Data entries
***

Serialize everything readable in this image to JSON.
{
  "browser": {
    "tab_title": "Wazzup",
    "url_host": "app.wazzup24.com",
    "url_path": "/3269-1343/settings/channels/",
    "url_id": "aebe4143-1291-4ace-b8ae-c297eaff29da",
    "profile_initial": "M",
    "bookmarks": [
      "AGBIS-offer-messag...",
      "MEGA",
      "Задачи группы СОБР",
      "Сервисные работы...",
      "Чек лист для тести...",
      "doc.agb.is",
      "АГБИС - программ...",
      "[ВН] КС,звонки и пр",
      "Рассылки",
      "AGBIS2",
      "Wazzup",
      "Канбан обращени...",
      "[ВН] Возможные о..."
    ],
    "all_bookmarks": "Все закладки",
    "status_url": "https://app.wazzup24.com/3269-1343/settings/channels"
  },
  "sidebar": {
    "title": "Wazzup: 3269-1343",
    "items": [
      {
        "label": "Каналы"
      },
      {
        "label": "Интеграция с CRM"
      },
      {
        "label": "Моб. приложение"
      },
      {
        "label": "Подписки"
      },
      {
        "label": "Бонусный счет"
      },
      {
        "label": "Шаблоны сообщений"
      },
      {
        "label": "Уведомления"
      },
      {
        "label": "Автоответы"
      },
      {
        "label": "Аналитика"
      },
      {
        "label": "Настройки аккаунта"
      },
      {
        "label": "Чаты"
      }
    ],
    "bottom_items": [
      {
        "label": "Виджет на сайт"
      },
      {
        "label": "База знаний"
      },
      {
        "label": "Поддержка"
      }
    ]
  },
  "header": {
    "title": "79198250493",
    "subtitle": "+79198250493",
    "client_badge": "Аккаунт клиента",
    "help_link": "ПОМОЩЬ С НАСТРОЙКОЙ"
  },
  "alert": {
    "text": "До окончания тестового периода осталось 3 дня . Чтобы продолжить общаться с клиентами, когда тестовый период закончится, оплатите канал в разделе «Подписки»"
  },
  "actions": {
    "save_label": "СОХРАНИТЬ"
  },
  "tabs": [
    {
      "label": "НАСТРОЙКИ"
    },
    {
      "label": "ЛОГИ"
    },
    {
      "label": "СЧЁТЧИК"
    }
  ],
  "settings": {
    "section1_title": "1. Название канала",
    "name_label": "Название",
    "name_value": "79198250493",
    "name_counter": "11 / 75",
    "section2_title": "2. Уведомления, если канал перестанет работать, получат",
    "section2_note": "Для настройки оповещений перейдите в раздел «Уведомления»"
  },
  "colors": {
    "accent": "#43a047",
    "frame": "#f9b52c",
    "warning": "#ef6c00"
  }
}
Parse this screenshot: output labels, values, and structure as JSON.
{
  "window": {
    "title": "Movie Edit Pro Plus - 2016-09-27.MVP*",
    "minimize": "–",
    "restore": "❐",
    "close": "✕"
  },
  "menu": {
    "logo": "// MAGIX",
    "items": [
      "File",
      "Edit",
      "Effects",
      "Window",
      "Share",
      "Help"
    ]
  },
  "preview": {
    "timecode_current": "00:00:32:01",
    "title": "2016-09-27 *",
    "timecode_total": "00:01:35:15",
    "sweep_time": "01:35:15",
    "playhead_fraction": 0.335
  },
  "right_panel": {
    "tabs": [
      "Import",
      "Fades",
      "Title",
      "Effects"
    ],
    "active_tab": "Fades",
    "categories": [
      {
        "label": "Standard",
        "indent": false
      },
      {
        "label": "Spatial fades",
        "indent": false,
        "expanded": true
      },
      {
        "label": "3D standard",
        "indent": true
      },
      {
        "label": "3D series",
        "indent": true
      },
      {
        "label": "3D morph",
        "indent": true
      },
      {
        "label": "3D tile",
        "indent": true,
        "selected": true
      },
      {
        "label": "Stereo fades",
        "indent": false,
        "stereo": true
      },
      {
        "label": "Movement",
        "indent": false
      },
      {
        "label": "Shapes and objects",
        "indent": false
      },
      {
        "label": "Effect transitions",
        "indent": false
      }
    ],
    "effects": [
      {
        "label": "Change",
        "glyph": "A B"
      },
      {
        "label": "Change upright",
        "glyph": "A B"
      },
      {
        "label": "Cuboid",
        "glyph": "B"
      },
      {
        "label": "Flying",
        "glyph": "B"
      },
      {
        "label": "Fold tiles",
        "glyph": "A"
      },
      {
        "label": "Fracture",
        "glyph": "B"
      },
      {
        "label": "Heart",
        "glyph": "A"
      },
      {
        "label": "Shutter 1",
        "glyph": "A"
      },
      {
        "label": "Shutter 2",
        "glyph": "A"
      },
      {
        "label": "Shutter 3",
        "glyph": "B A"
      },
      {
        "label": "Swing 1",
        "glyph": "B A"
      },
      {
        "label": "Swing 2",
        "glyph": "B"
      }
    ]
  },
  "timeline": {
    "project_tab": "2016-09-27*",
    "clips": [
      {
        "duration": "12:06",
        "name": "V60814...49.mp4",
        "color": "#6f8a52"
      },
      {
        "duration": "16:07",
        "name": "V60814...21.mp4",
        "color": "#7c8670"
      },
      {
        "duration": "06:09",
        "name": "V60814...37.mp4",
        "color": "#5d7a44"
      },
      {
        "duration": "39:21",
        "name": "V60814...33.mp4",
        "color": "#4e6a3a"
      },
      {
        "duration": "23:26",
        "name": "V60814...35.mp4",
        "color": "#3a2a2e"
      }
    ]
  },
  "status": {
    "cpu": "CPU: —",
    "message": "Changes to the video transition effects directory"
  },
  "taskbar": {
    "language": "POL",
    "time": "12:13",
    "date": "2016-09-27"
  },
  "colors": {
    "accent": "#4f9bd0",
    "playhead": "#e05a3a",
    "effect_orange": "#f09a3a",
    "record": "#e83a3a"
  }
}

***

**Written problem:** Read the data above and count the lines that include "settings". Answer only with the count.

**Solution for this problem:** 3